■ Given problem ■
Search the listing below for the string "text" and copy every line where it occurs.

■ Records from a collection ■

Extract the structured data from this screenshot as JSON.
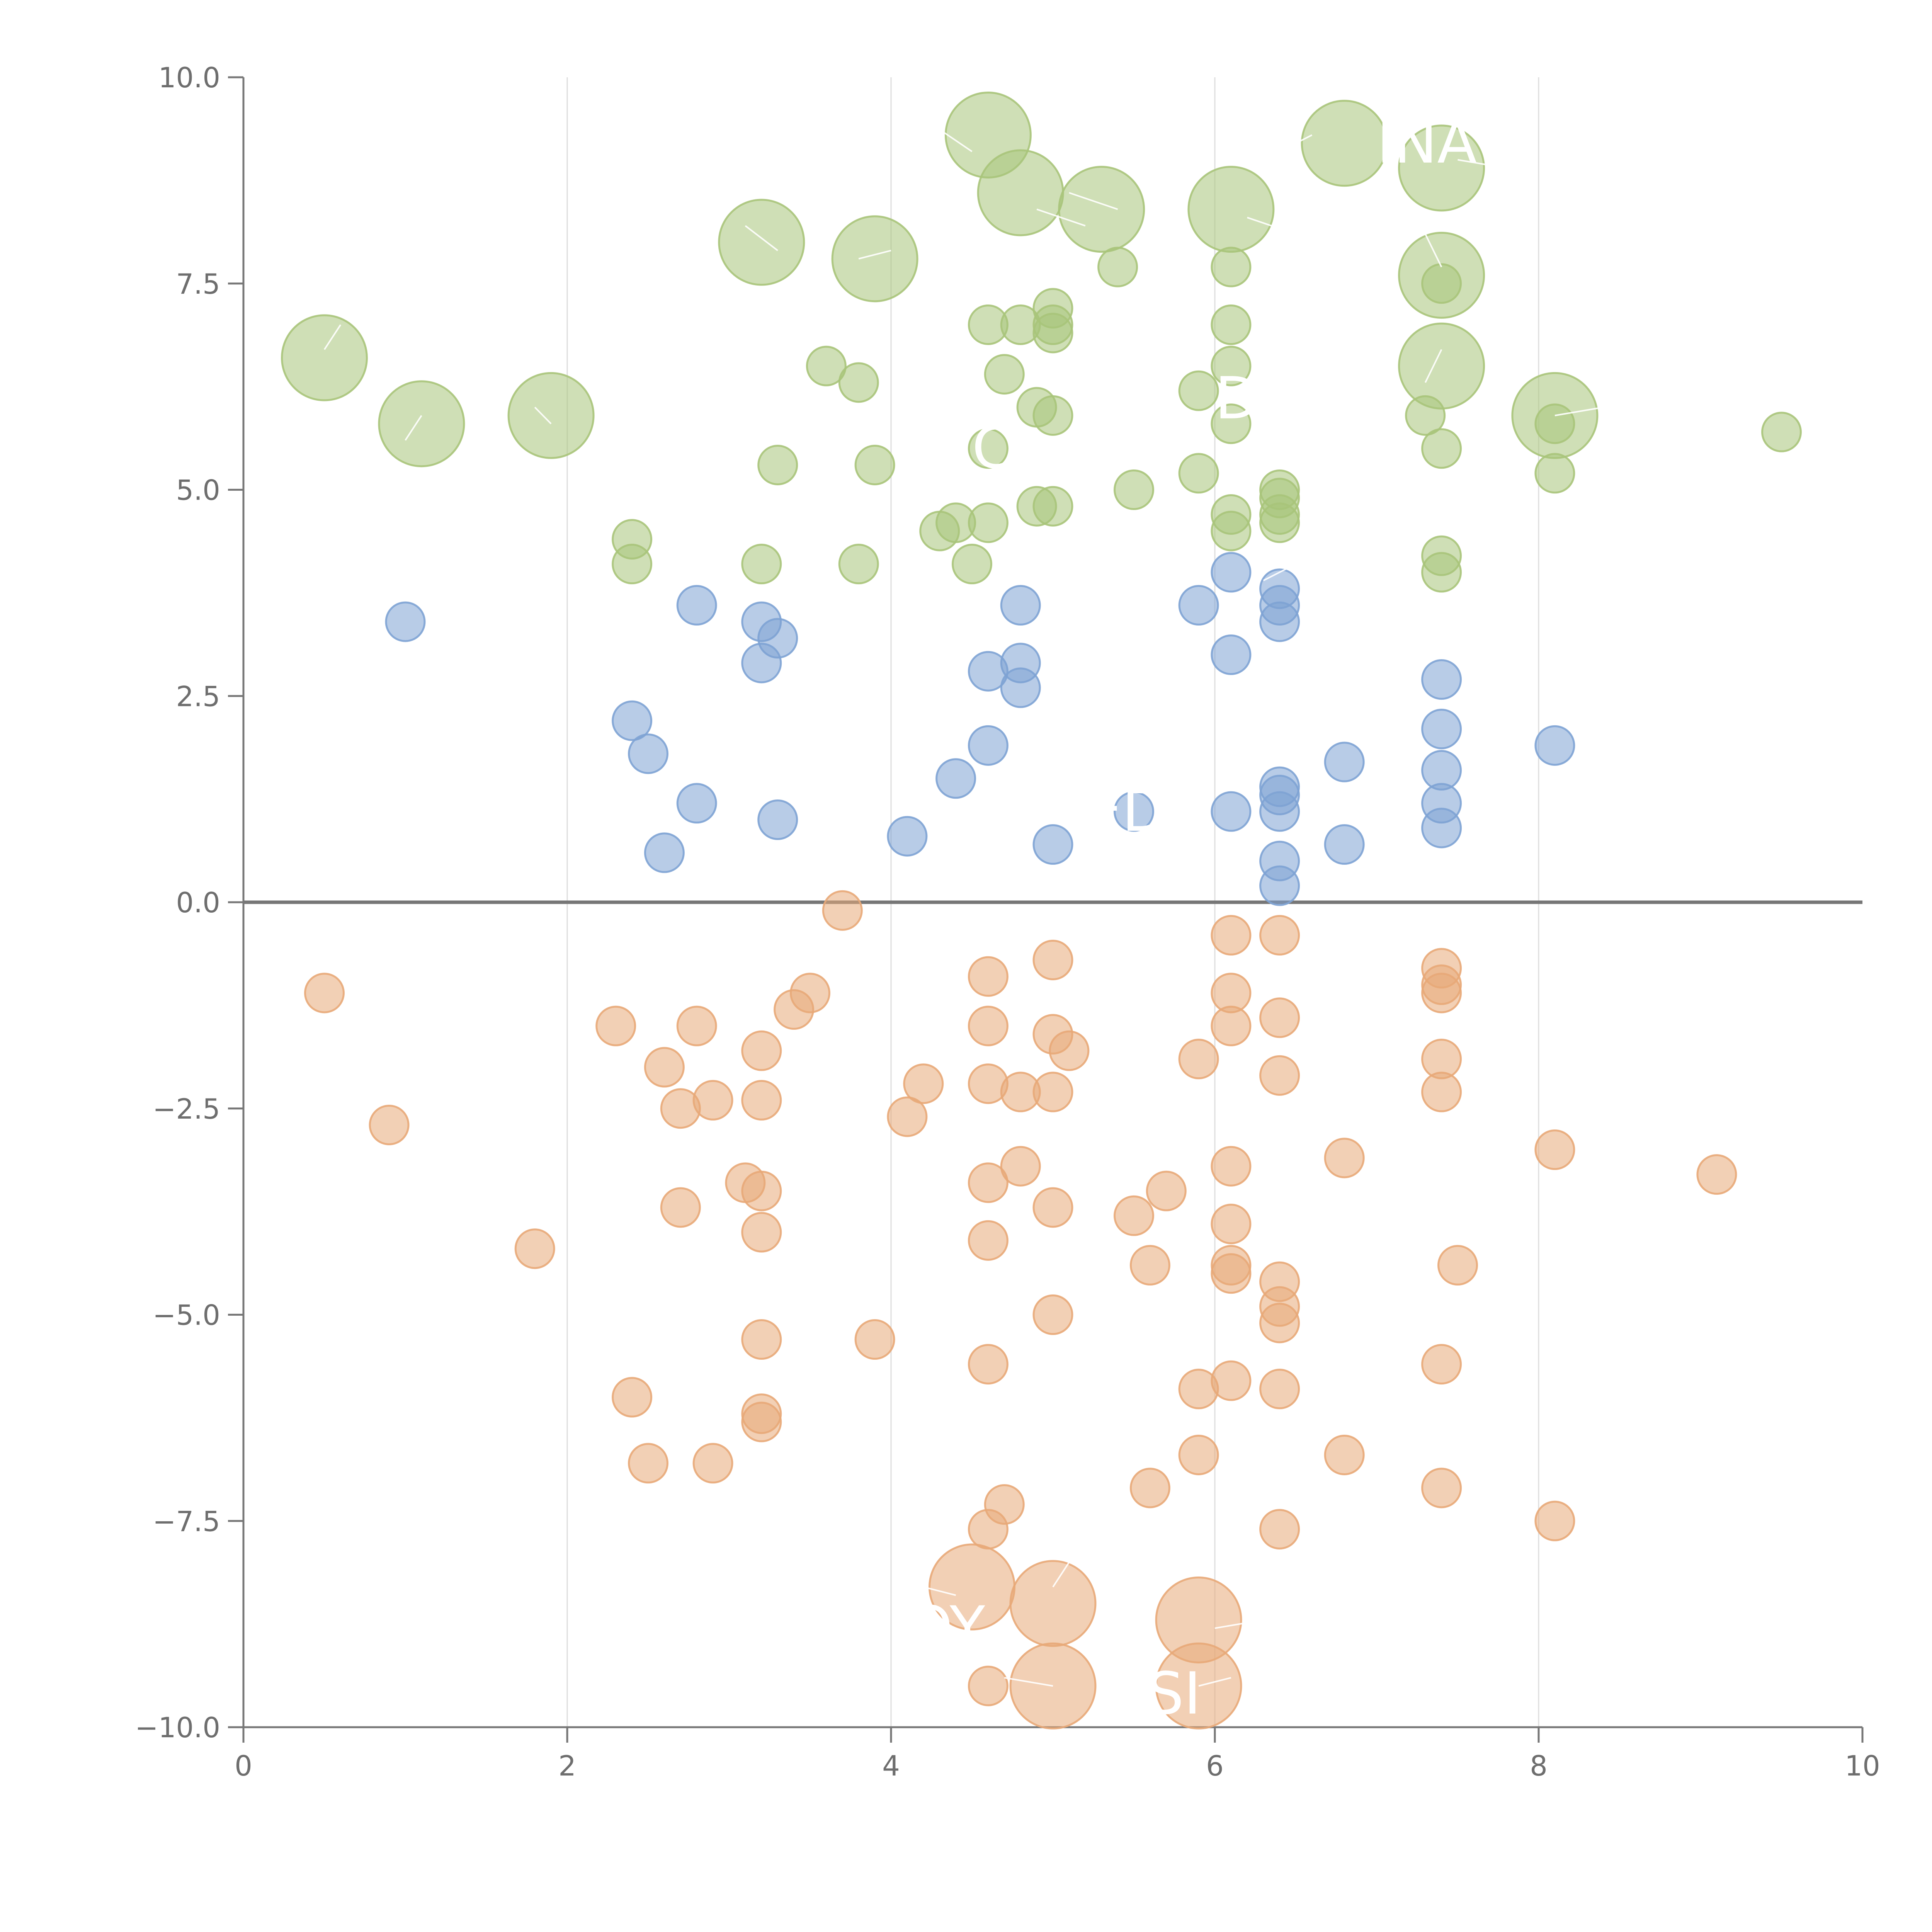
{
  "chart_data": {
    "type": "scatter",
    "title": "",
    "xlabel": "",
    "ylabel": "",
    "xlim": [
      0,
      10
    ],
    "ylim": [
      -10,
      10
    ],
    "x_ticks": [
      "0",
      "2",
      "4",
      "6",
      "8",
      "10"
    ],
    "y_ticks": [
      "10.0",
      "7.5",
      "5.0",
      "2.5",
      "0.0",
      "−2.5",
      "−5.0",
      "−7.5",
      "−10.0"
    ],
    "grid": "vertical",
    "legend": "none",
    "series": [
      {
        "color": "#a8c47a",
        "points": [
          [
            4.6,
            9.3,
            2
          ],
          [
            6.8,
            9.2,
            2
          ],
          [
            7.4,
            8.9,
            2
          ],
          [
            4.8,
            8.6,
            2
          ],
          [
            5.3,
            8.4,
            2
          ],
          [
            6.1,
            8.4,
            2
          ],
          [
            3.2,
            8.0,
            2
          ],
          [
            3.9,
            7.8,
            2
          ],
          [
            7.4,
            7.6,
            2
          ],
          [
            0.5,
            6.6,
            2
          ],
          [
            7.4,
            6.5,
            2
          ],
          [
            1.1,
            5.8,
            2
          ],
          [
            1.9,
            5.9,
            2
          ],
          [
            8.1,
            5.9,
            2
          ],
          [
            5.4,
            7.7,
            1
          ],
          [
            6.1,
            7.7,
            1
          ],
          [
            7.4,
            7.5,
            1
          ],
          [
            5.0,
            7.2,
            1
          ],
          [
            4.6,
            7.0,
            1
          ],
          [
            4.8,
            7.0,
            1
          ],
          [
            5.0,
            7.0,
            1
          ],
          [
            6.1,
            7.0,
            1
          ],
          [
            5.0,
            6.9,
            1
          ],
          [
            3.6,
            6.5,
            1
          ],
          [
            6.1,
            6.5,
            1
          ],
          [
            3.8,
            6.3,
            1
          ],
          [
            4.7,
            6.4,
            1
          ],
          [
            5.9,
            6.2,
            1
          ],
          [
            4.9,
            6.0,
            1
          ],
          [
            5.0,
            5.9,
            1
          ],
          [
            7.3,
            5.9,
            1
          ],
          [
            6.1,
            5.8,
            1
          ],
          [
            8.1,
            5.8,
            1
          ],
          [
            9.5,
            5.7,
            1
          ],
          [
            4.6,
            5.5,
            1
          ],
          [
            7.4,
            5.5,
            1
          ],
          [
            3.3,
            5.3,
            1
          ],
          [
            3.9,
            5.3,
            1
          ],
          [
            5.9,
            5.2,
            1
          ],
          [
            8.1,
            5.2,
            1
          ],
          [
            5.5,
            5.0,
            1
          ],
          [
            6.4,
            5.0,
            1
          ],
          [
            6.4,
            4.9,
            1
          ],
          [
            4.9,
            4.8,
            1
          ],
          [
            5.0,
            4.8,
            1
          ],
          [
            6.1,
            4.7,
            1
          ],
          [
            6.4,
            4.7,
            1
          ],
          [
            4.4,
            4.6,
            1
          ],
          [
            4.6,
            4.6,
            1
          ],
          [
            4.3,
            4.5,
            1
          ],
          [
            6.1,
            4.5,
            1
          ],
          [
            6.4,
            4.6,
            1
          ],
          [
            2.4,
            4.4,
            1
          ],
          [
            7.4,
            4.2,
            1
          ],
          [
            3.2,
            4.1,
            1
          ],
          [
            3.8,
            4.1,
            1
          ],
          [
            4.5,
            4.1,
            1
          ],
          [
            2.4,
            4.1,
            1
          ],
          [
            7.4,
            4.0,
            1
          ]
        ]
      },
      {
        "color": "#7ea3d4",
        "points": [
          [
            1.0,
            3.4,
            1
          ],
          [
            2.8,
            3.6,
            1
          ],
          [
            3.2,
            3.4,
            1
          ],
          [
            3.3,
            3.2,
            1
          ],
          [
            3.2,
            2.9,
            1
          ],
          [
            4.8,
            3.6,
            1
          ],
          [
            5.9,
            3.6,
            1
          ],
          [
            6.1,
            4.0,
            1
          ],
          [
            6.4,
            3.8,
            1
          ],
          [
            6.4,
            3.6,
            1
          ],
          [
            6.4,
            3.4,
            1
          ],
          [
            6.1,
            3.0,
            1
          ],
          [
            4.8,
            2.9,
            1
          ],
          [
            4.6,
            2.8,
            1
          ],
          [
            4.8,
            2.6,
            1
          ],
          [
            7.4,
            2.7,
            1
          ],
          [
            2.4,
            2.2,
            1
          ],
          [
            2.5,
            1.8,
            1
          ],
          [
            4.6,
            1.9,
            1
          ],
          [
            7.4,
            2.1,
            1
          ],
          [
            8.1,
            1.9,
            1
          ],
          [
            6.8,
            1.7,
            1
          ],
          [
            7.4,
            1.6,
            1
          ],
          [
            4.4,
            1.5,
            1
          ],
          [
            6.4,
            1.4,
            1
          ],
          [
            6.4,
            1.3,
            1
          ],
          [
            6.4,
            1.1,
            1
          ],
          [
            7.4,
            1.2,
            1
          ],
          [
            2.8,
            1.2,
            1
          ],
          [
            3.3,
            1.0,
            1
          ],
          [
            6.1,
            1.1,
            1
          ],
          [
            5.5,
            1.1,
            1
          ],
          [
            7.4,
            0.9,
            1
          ],
          [
            4.1,
            0.8,
            1
          ],
          [
            5.0,
            0.7,
            1
          ],
          [
            6.8,
            0.7,
            1
          ],
          [
            2.6,
            0.6,
            1
          ],
          [
            6.4,
            0.5,
            1
          ],
          [
            6.4,
            0.2,
            1
          ]
        ]
      },
      {
        "color": "#e8a978",
        "points": [
          [
            3.7,
            -0.1,
            1
          ],
          [
            6.1,
            -0.4,
            1
          ],
          [
            6.4,
            -0.4,
            1
          ],
          [
            5.0,
            -0.7,
            1
          ],
          [
            7.4,
            -0.8,
            1
          ],
          [
            4.6,
            -0.9,
            1
          ],
          [
            7.4,
            -1.0,
            1
          ],
          [
            7.4,
            -1.1,
            1
          ],
          [
            0.5,
            -1.1,
            1
          ],
          [
            3.5,
            -1.1,
            1
          ],
          [
            6.1,
            -1.1,
            1
          ],
          [
            3.4,
            -1.3,
            1
          ],
          [
            2.3,
            -1.5,
            1
          ],
          [
            2.8,
            -1.5,
            1
          ],
          [
            4.6,
            -1.5,
            1
          ],
          [
            6.1,
            -1.5,
            1
          ],
          [
            6.4,
            -1.4,
            1
          ],
          [
            5.0,
            -1.6,
            1
          ],
          [
            5.1,
            -1.8,
            1
          ],
          [
            3.2,
            -1.8,
            1
          ],
          [
            2.6,
            -2.0,
            1
          ],
          [
            5.9,
            -1.9,
            1
          ],
          [
            7.4,
            -1.9,
            1
          ],
          [
            6.4,
            -2.1,
            1
          ],
          [
            4.6,
            -2.2,
            1
          ],
          [
            4.2,
            -2.2,
            1
          ],
          [
            5.0,
            -2.3,
            1
          ],
          [
            4.8,
            -2.3,
            1
          ],
          [
            7.4,
            -2.3,
            1
          ],
          [
            2.9,
            -2.4,
            1
          ],
          [
            3.2,
            -2.4,
            1
          ],
          [
            2.7,
            -2.5,
            1
          ],
          [
            4.1,
            -2.6,
            1
          ],
          [
            0.9,
            -2.7,
            1
          ],
          [
            6.8,
            -3.1,
            1
          ],
          [
            8.1,
            -3.0,
            1
          ],
          [
            6.1,
            -3.2,
            1
          ],
          [
            4.8,
            -3.2,
            1
          ],
          [
            9.1,
            -3.3,
            1
          ],
          [
            3.1,
            -3.4,
            1
          ],
          [
            3.2,
            -3.5,
            1
          ],
          [
            4.6,
            -3.4,
            1
          ],
          [
            5.7,
            -3.5,
            1
          ],
          [
            2.7,
            -3.7,
            1
          ],
          [
            5.0,
            -3.7,
            1
          ],
          [
            5.5,
            -3.8,
            1
          ],
          [
            6.1,
            -3.9,
            1
          ],
          [
            3.2,
            -4.0,
            1
          ],
          [
            4.6,
            -4.1,
            1
          ],
          [
            1.8,
            -4.2,
            1
          ],
          [
            5.6,
            -4.4,
            1
          ],
          [
            6.1,
            -4.4,
            1
          ],
          [
            6.1,
            -4.5,
            1
          ],
          [
            7.5,
            -4.4,
            1
          ],
          [
            6.4,
            -4.6,
            1
          ],
          [
            6.4,
            -4.9,
            1
          ],
          [
            5.0,
            -5.0,
            1
          ],
          [
            6.4,
            -5.1,
            1
          ],
          [
            3.9,
            -5.3,
            1
          ],
          [
            3.2,
            -5.3,
            1
          ],
          [
            4.6,
            -5.6,
            1
          ],
          [
            7.4,
            -5.6,
            1
          ],
          [
            6.1,
            -5.8,
            1
          ],
          [
            5.9,
            -5.9,
            1
          ],
          [
            6.4,
            -5.9,
            1
          ],
          [
            2.4,
            -6.0,
            1
          ],
          [
            3.2,
            -6.2,
            1
          ],
          [
            3.2,
            -6.3,
            1
          ],
          [
            5.9,
            -6.7,
            1
          ],
          [
            6.8,
            -6.7,
            1
          ],
          [
            2.5,
            -6.8,
            1
          ],
          [
            2.9,
            -6.8,
            1
          ],
          [
            5.6,
            -7.1,
            1
          ],
          [
            7.4,
            -7.1,
            1
          ],
          [
            4.7,
            -7.3,
            1
          ],
          [
            4.6,
            -7.6,
            1
          ],
          [
            6.4,
            -7.6,
            1
          ],
          [
            8.1,
            -7.5,
            1
          ],
          [
            4.6,
            -9.5,
            1
          ],
          [
            4.5,
            -8.3,
            2
          ],
          [
            5.0,
            -8.5,
            2
          ],
          [
            5.9,
            -8.7,
            2
          ],
          [
            5.0,
            -9.5,
            2
          ],
          [
            5.9,
            -9.5,
            2
          ]
        ]
      }
    ],
    "annotations": [
      {
        "text": "INA",
        "x": 7.0,
        "y": 9.2
      },
      {
        "text": "D",
        "x": 6.0,
        "y": 6.1
      },
      {
        "text": "C",
        "x": 4.5,
        "y": 5.5
      },
      {
        "text": "ED",
        "x": 5.2,
        "y": 1.1
      },
      {
        "text": "OY",
        "x": 4.1,
        "y": -8.8
      },
      {
        "text": "OSI",
        "x": 5.3,
        "y": -9.6
      }
    ],
    "leader_lines": [
      {
        "from": [
          4.5,
          9.1
        ],
        "to": [
          4.2,
          9.5
        ]
      },
      {
        "from": [
          4.9,
          9.2
        ],
        "to": [
          5.1,
          9.0
        ]
      },
      {
        "from": [
          6.6,
          9.3
        ],
        "to": [
          6.5,
          9.2
        ]
      },
      {
        "from": [
          7.5,
          9.0
        ],
        "to": [
          7.8,
          8.9
        ]
      },
      {
        "from": [
          4.9,
          8.4
        ],
        "to": [
          5.2,
          8.2
        ]
      },
      {
        "from": [
          5.1,
          8.6
        ],
        "to": [
          5.4,
          8.4
        ]
      },
      {
        "from": [
          6.2,
          8.3
        ],
        "to": [
          6.5,
          8.1
        ]
      },
      {
        "from": [
          3.3,
          7.9
        ],
        "to": [
          3.1,
          8.2
        ]
      },
      {
        "from": [
          3.8,
          7.8
        ],
        "to": [
          4.0,
          7.9
        ]
      },
      {
        "from": [
          7.4,
          7.7
        ],
        "to": [
          7.3,
          8.1
        ]
      },
      {
        "from": [
          0.5,
          6.7
        ],
        "to": [
          0.6,
          7.0
        ]
      },
      {
        "from": [
          7.3,
          6.3
        ],
        "to": [
          7.4,
          6.7
        ]
      },
      {
        "from": [
          1.0,
          5.6
        ],
        "to": [
          1.1,
          5.9
        ]
      },
      {
        "from": [
          1.9,
          5.8
        ],
        "to": [
          1.8,
          6.0
        ]
      },
      {
        "from": [
          8.1,
          5.9
        ],
        "to": [
          8.4,
          6.0
        ]
      },
      {
        "from": [
          6.3,
          3.9
        ],
        "to": [
          6.5,
          4.1
        ]
      },
      {
        "from": [
          5.0,
          -8.3
        ],
        "to": [
          5.1,
          -8.0
        ]
      },
      {
        "from": [
          4.4,
          -8.4
        ],
        "to": [
          4.2,
          -8.3
        ]
      },
      {
        "from": [
          6.0,
          -8.8
        ],
        "to": [
          6.3,
          -8.7
        ]
      },
      {
        "from": [
          5.0,
          -9.5
        ],
        "to": [
          4.7,
          -9.4
        ]
      },
      {
        "from": [
          5.9,
          -9.5
        ],
        "to": [
          6.1,
          -9.4
        ]
      }
    ]
  }
}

■ The answer ■
        "text": "INA",
        "text": "D",
        "text": "C",
        "text": "ED",
        "text": "OY",
        "text": "OSI",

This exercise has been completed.